__GIVEN INSTRUCTION__
Pictures don't belong in the copy; print all the records exactly.

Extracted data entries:
----------
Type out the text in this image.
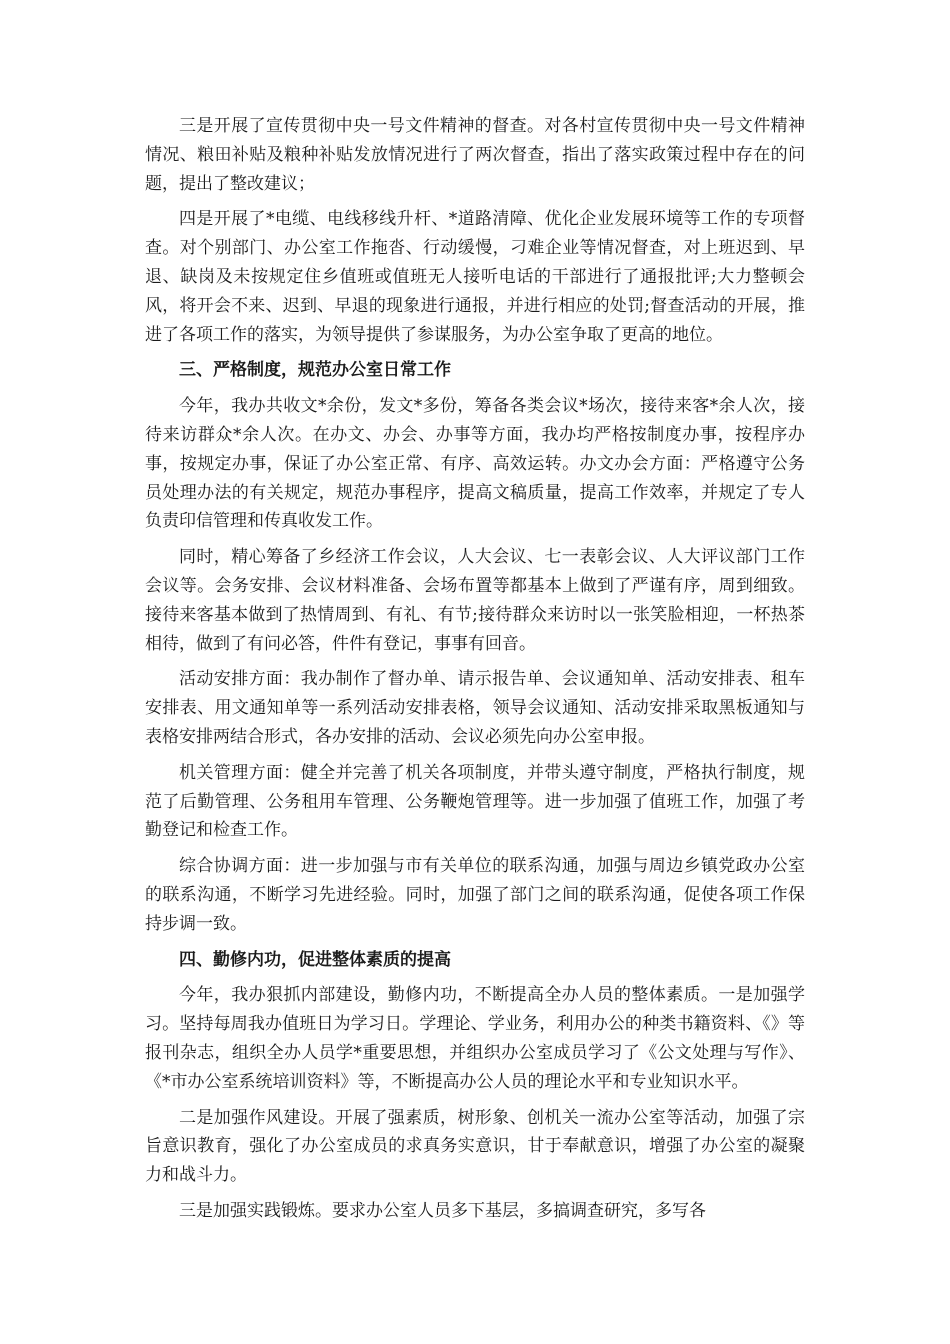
三是开展了宣传贯彻中央一号文件精神的督查。对各村宣传贯彻中央一号文件精神情况、粮田补贴及粮种补贴发放情况进行了两次督查，指出了落实政策过程中存在的问题，提出了整改建议；

四是开展了*电缆、电线移线升杆、*道路清障、优化企业发展环境等工作的专项督查。对个别部门、办公室工作拖沓、行动缓慢，刁难企业等情况督查，对上班迟到、早退、缺岗及未按规定住乡值班或值班无人接听电话的干部进行了通报批评;大力整顿会风，将开会不来、迟到、早退的现象进行通报，并进行相应的处罚;督查活动的开展，推进了各项工作的落实，为领导提供了参谋服务，为办公室争取了更高的地位。

三、严格制度，规范办公室日常工作

今年，我办共收文*余份，发文*多份，筹备各类会议*场次，接待来客*余人次，接待来访群众*余人次。在办文、办会、办事等方面，我办均严格按制度办事，按程序办事，按规定办事，保证了办公室正常、有序、高效运转。办文办会方面：严格遵守公务员处理办法的有关规定，规范办事程序，提高文稿质量，提高工作效率，并规定了专人负责印信管理和传真收发工作。

同时，精心筹备了乡经济工作会议，人大会议、七一表彰会议、人大评议部门工作会议等。会务安排、会议材料准备、会场布置等都基本上做到了严谨有序，周到细致。接待来客基本做到了热情周到、有礼、有节;接待群众来访时以一张笑脸相迎，一杯热茶相待，做到了有问必答，件件有登记，事事有回音。

活动安排方面：我办制作了督办单、请示报告单、会议通知单、活动安排表、租车安排表、用文通知单等一系列活动安排表格，领导会议通知、活动安排采取黑板通知与表格安排两结合形式，各办安排的活动、会议必须先向办公室申报。

机关管理方面：健全并完善了机关各项制度，并带头遵守制度，严格执行制度，规范了后勤管理、公务租用车管理、公务鞭炮管理等。进一步加强了值班工作，加强了考勤登记和检查工作。

综合协调方面：进一步加强与市有关单位的联系沟通，加强与周边乡镇党政办公室的联系沟通，不断学习先进经验。同时，加强了部门之间的联系沟通，促使各项工作保持步调一致。

四、勤修内功，促进整体素质的提高

今年，我办狠抓内部建设，勤修内功，不断提高全办人员的整体素质。一是加强学习。坚持每周我办值班日为学习日。学理论、学业务，利用办公的种类书籍资料、《》等报刊杂志，组织全办人员学*重要思想，并组织办公室成员学习了《公文处理与写作》、《*市办公室系统培训资料》等，不断提高办公人员的理论水平和专业知识水平。

二是加强作风建设。开展了强素质，树形象、创机关一流办公室等活动，加强了宗旨意识教育，强化了办公室成员的求真务实意识，甘于奉献意识，增强了办公室的凝聚力和战斗力。

三是加强实践锻炼。要求办公室人员多下基层，多搞调查研究，多写各
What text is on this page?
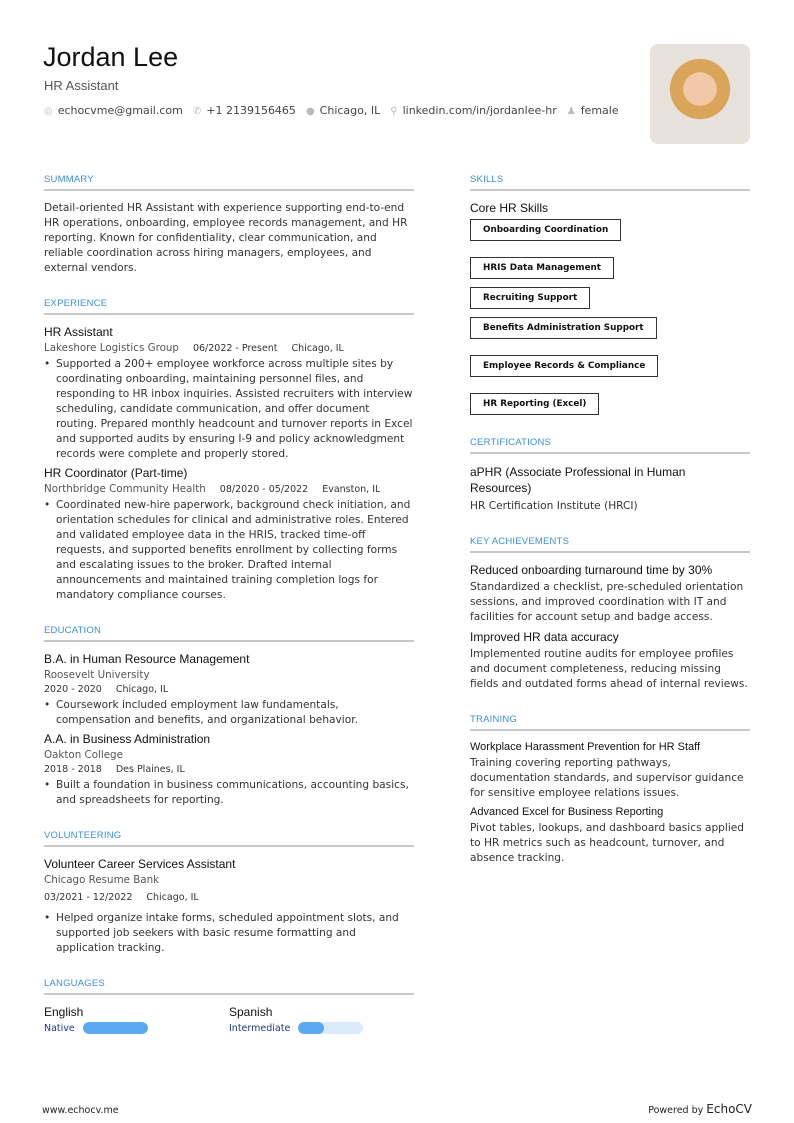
Jordan Lee
HR Assistant
◎ echocvme@gmail.com ✆ +1 2139156465 ● Chicago, IL ⚲ linkedin.com/in/jordanlee-hr ♟ female
SUMMARY

Detail-oriented HR Assistant with experience supporting end-to-end HR operations, onboarding, employee records management, and HR reporting. Known for confidentiality, clear communication, and reliable coordination across hiring managers, employees, and external vendors.

EXPERIENCE
HR Assistant
Lakeshore Logistics Group 06/2022 - Present Chicago, IL
• Supported a 200+ employee workforce across multiple sites by coordinating onboarding, maintaining personnel files, and responding to HR inbox inquiries. Assisted recruiters with interview scheduling, candidate communication, and offer document routing. Prepared monthly headcount and turnover reports in Excel and supported audits by ensuring I-9 and policy acknowledgment records were complete and properly stored.
HR Coordinator (Part-time)
Northbridge Community Health 08/2020 - 05/2022 Evanston, IL
• Coordinated new-hire paperwork, background check initiation, and orientation schedules for clinical and administrative roles. Entered and validated employee data in the HRIS, tracked time-off requests, and supported benefits enrollment by collecting forms and escalating issues to the broker. Drafted internal announcements and maintained training completion logs for mandatory compliance courses.
EDUCATION
B.A. in Human Resource Management
Roosevelt University
2020 - 2020 Chicago, IL
• Coursework included employment law fundamentals, compensation and benefits, and organizational behavior.
A.A. in Business Administration
Oakton College
2018 - 2018 Des Plaines, IL
• Built a foundation in business communications, accounting basics, and spreadsheets for reporting.
VOLUNTEERING
Volunteer Career Services Assistant
Chicago Resume Bank
03/2021 - 12/2022 Chicago, IL
• Helped organize intake forms, scheduled appointment slots, and supported job seekers with basic resume formatting and application tracking.
LANGUAGES
English
Native
Spanish
Intermediate
SKILLS
Core HR Skills
Onboarding Coordination
HRIS Data Management
Recruiting Support
Benefits Administration Support
Employee Records & Compliance
HR Reporting (Excel)
CERTIFICATIONS
aPHR (Associate Professional in Human Resources)

HR Certification Institute (HRCI)

KEY ACHIEVEMENTS
Reduced onboarding turnaround time by 30%

Standardized a checklist, pre-scheduled orientation sessions, and improved coordination with IT and facilities for account setup and badge access.

Improved HR data accuracy

Implemented routine audits for employee profiles and document completeness, reducing missing fields and outdated forms ahead of internal reviews.

TRAINING
Workplace Harassment Prevention for HR Staff

Training covering reporting pathways, documentation standards, and supervisor guidance for sensitive employee relations issues.

Advanced Excel for Business Reporting

Pivot tables, lookups, and dashboard basics applied to HR metrics such as headcount, turnover, and absence tracking.

www.echocv.me	Powered by EchoCV
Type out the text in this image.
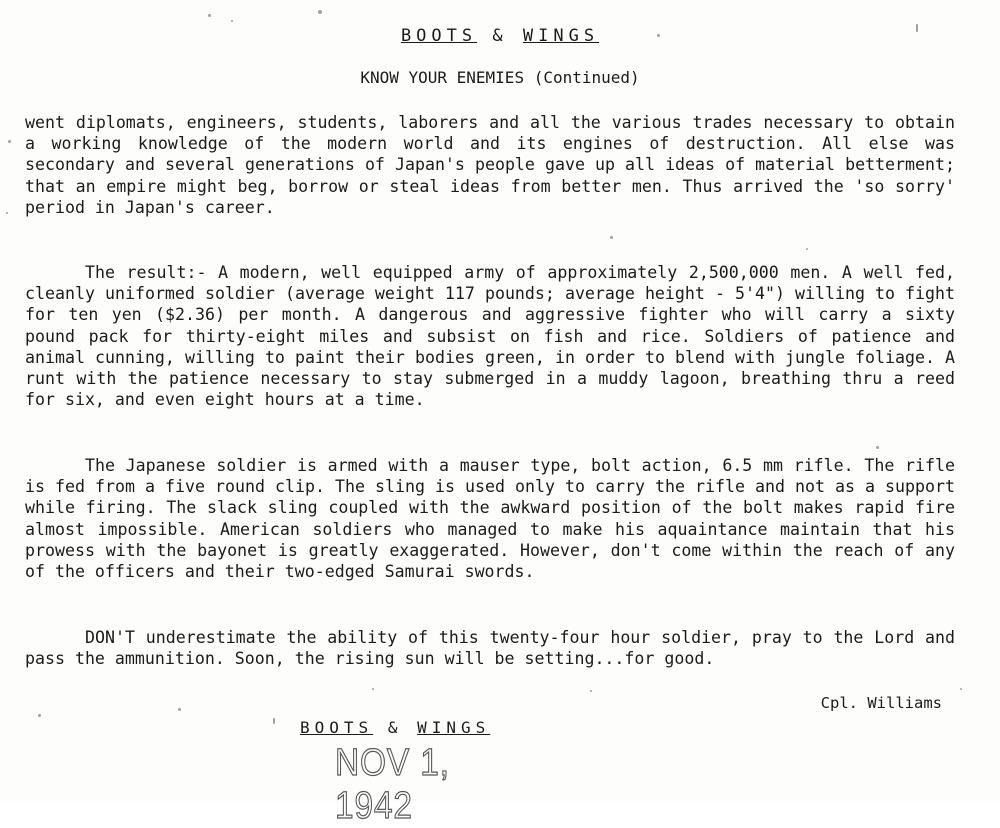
BOOTS & WINGS
KNOW YOUR ENEMIES (Continued)

went diplomats, engineers, students, laborers and all the various trades necessary to obtain a working knowledge of the modern world and its engines of destruction. All else was secondary and several generations of Japan's people gave up all ideas of material betterment; that an empire might beg, borrow or steal ideas from better men. Thus arrived the 'so sorry' period in Japan's career.

The result:- A modern, well equipped army of approximately 2,500,000 men. A well fed, cleanly uniformed soldier (average weight 117 pounds; average height - 5'4") willing to fight for ten yen ($2.36) per month. A dangerous and aggressive fighter who will carry a sixty pound pack for thirty-eight miles and subsist on fish and rice. Soldiers of patience and animal cunning, willing to paint their bodies green, in order to blend with jungle foliage. A runt with the patience necessary to stay submerged in a muddy lagoon, breathing thru a reed for six, and even eight hours at a time.

The Japanese soldier is armed with a mauser type, bolt action, 6.5 mm rifle. The rifle is fed from a five round clip. The sling is used only to carry the rifle and not as a support while firing. The slack sling coupled with the awkward position of the bolt makes rapid fire almost impossible. American soldiers who managed to make his aquaintance maintain that his prowess with the bayonet is greatly exaggerated. However, don't come within the reach of any of the officers and their two-edged Samurai swords.

DON'T underestimate the ability of this twenty-four hour soldier, pray to the Lord and pass the ammunition. Soon, the rising sun will be setting...for good.

Cpl. Williams
BOOTS & WINGS
NOV 1, 1942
----------
__ANSWER TO THIS EXERCISE__
Type out the text in this image.
三是开展了宣传贯彻中央一号文件精神的督查。对各村宣传贯彻中央一号文件精神情况、粮田补贴及粮种补贴发放情况进行了两次督查，指出了落实政策过程中存在的问题，提出了整改建议；

四是开展了*电缆、电线移线升杆、*道路清障、优化企业发展环境等工作的专项督查。对个别部门、办公室工作拖沓、行动缓慢，刁难企业等情况督查，对上班迟到、早退、缺岗及未按规定住乡值班或值班无人接听电话的干部进行了通报批评;大力整顿会风，将开会不来、迟到、早退的现象进行通报，并进行相应的处罚;督查活动的开展，推进了各项工作的落实，为领导提供了参谋服务，为办公室争取了更高的地位。

三、严格制度，规范办公室日常工作

今年，我办共收文*余份，发文*多份，筹备各类会议*场次，接待来客*余人次，接待来访群众*余人次。在办文、办会、办事等方面，我办均严格按制度办事，按程序办事，按规定办事，保证了办公室正常、有序、高效运转。办文办会方面：严格遵守公务员处理办法的有关规定，规范办事程序，提高文稿质量，提高工作效率，并规定了专人负责印信管理和传真收发工作。

同时，精心筹备了乡经济工作会议，人大会议、七一表彰会议、人大评议部门工作会议等。会务安排、会议材料准备、会场布置等都基本上做到了严谨有序，周到细致。接待来客基本做到了热情周到、有礼、有节;接待群众来访时以一张笑脸相迎，一杯热茶相待，做到了有问必答，件件有登记，事事有回音。

活动安排方面：我办制作了督办单、请示报告单、会议通知单、活动安排表、租车安排表、用文通知单等一系列活动安排表格，领导会议通知、活动安排采取黑板通知与表格安排两结合形式，各办安排的活动、会议必须先向办公室申报。

机关管理方面：健全并完善了机关各项制度，并带头遵守制度，严格执行制度，规范了后勤管理、公务租用车管理、公务鞭炮管理等。进一步加强了值班工作，加强了考勤登记和检查工作。

综合协调方面：进一步加强与市有关单位的联系沟通，加强与周边乡镇党政办公室的联系沟通，不断学习先进经验。同时，加强了部门之间的联系沟通，促使各项工作保持步调一致。

四、勤修内功，促进整体素质的提高

今年，我办狠抓内部建设，勤修内功，不断提高全办人员的整体素质。一是加强学习。坚持每周我办值班日为学习日。学理论、学业务，利用办公的种类书籍资料、《》等报刊杂志，组织全办人员学*重要思想，并组织办公室成员学习了《公文处理与写作》、《*市办公室系统培训资料》等，不断提高办公人员的理论水平和专业知识水平。

二是加强作风建设。开展了强素质，树形象、创机关一流办公室等活动，加强了宗旨意识教育，强化了办公室成员的求真务实意识，甘于奉献意识，增强了办公室的凝聚力和战斗力。

三是加强实践锻炼。要求办公室人员多下基层，多搞调查研究，多写各
What text is on this page?
Jordan Lee
HR Assistant
◎ echocvme@gmail.com ✆ +1 2139156465 ● Chicago, IL ⚲ linkedin.com/in/jordanlee-hr ♟ female
SUMMARY

Detail-oriented HR Assistant with experience supporting end-to-end HR operations, onboarding, employee records management, and HR reporting. Known for confidentiality, clear communication, and reliable coordination across hiring managers, employees, and external vendors.

EXPERIENCE
HR Assistant
Lakeshore Logistics Group 06/2022 - Present Chicago, IL
• Supported a 200+ employee workforce across multiple sites by coordinating onboarding, maintaining personnel files, and responding to HR inbox inquiries. Assisted recruiters with interview scheduling, candidate communication, and offer document routing. Prepared monthly headcount and turnover reports in Excel and supported audits by ensuring I-9 and policy acknowledgment records were complete and properly stored.
HR Coordinator (Part-time)
Northbridge Community Health 08/2020 - 05/2022 Evanston, IL
• Coordinated new-hire paperwork, background check initiation, and orientation schedules for clinical and administrative roles. Entered and validated employee data in the HRIS, tracked time-off requests, and supported benefits enrollment by collecting forms and escalating issues to the broker. Drafted internal announcements and maintained training completion logs for mandatory compliance courses.
EDUCATION
B.A. in Human Resource Management
Roosevelt University
2020 - 2020 Chicago, IL
• Coursework included employment law fundamentals, compensation and benefits, and organizational behavior.
A.A. in Business Administration
Oakton College
2018 - 2018 Des Plaines, IL
• Built a foundation in business communications, accounting basics, and spreadsheets for reporting.
VOLUNTEERING
Volunteer Career Services Assistant
Chicago Resume Bank
03/2021 - 12/2022 Chicago, IL
• Helped organize intake forms, scheduled appointment slots, and supported job seekers with basic resume formatting and application tracking.
LANGUAGES
English
Native
Spanish
Intermediate
SKILLS
Core HR Skills
Onboarding Coordination
HRIS Data Management
Recruiting Support
Benefits Administration Support
Employee Records & Compliance
HR Reporting (Excel)
CERTIFICATIONS
aPHR (Associate Professional in Human Resources)

HR Certification Institute (HRCI)

KEY ACHIEVEMENTS
Reduced onboarding turnaround time by 30%

Standardized a checklist, pre-scheduled orientation sessions, and improved coordination with IT and facilities for account setup and badge access.

Improved HR data accuracy

Implemented routine audits for employee profiles and document completeness, reducing missing fields and outdated forms ahead of internal reviews.

TRAINING
Workplace Harassment Prevention for HR Staff

Training covering reporting pathways, documentation standards, and supervisor guidance for sensitive employee relations issues.

Advanced Excel for Business Reporting

Pivot tables, lookups, and dashboard basics applied to HR metrics such as headcount, turnover, and absence tracking.

www.echocv.me	Powered by EchoCV
Type out the text in this image.
BOOTS & WINGS
KNOW YOUR ENEMIES (Continued)

went diplomats, engineers, students, laborers and all the various trades necessary to obtain a working knowledge of the modern world and its engines of destruction. All else was secondary and several generations of Japan's people gave up all ideas of material betterment; that an empire might beg, borrow or steal ideas from better men. Thus arrived the 'so sorry' period in Japan's career.

The result:- A modern, well equipped army of approximately 2,500,000 men. A well fed, cleanly uniformed soldier (average weight 117 pounds; average height - 5'4") willing to fight for ten yen ($2.36) per month. A dangerous and aggressive fighter who will carry a sixty pound pack for thirty-eight miles and subsist on fish and rice. Soldiers of patience and animal cunning, willing to paint their bodies green, in order to blend with jungle foliage. A runt with the patience necessary to stay submerged in a muddy lagoon, breathing thru a reed for six, and even eight hours at a time.

The Japanese soldier is armed with a mauser type, bolt action, 6.5 mm rifle. The rifle is fed from a five round clip. The sling is used only to carry the rifle and not as a support while firing. The slack sling coupled with the awkward position of the bolt makes rapid fire almost impossible. American soldiers who managed to make his aquaintance maintain that his prowess with the bayonet is greatly exaggerated. However, don't come within the reach of any of the officers and their two-edged Samurai swords.

DON'T underestimate the ability of this twenty-four hour soldier, pray to the Lord and pass the ammunition. Soon, the rising sun will be setting...for good.

Cpl. Williams
BOOTS & WINGS
NOV 1, 1942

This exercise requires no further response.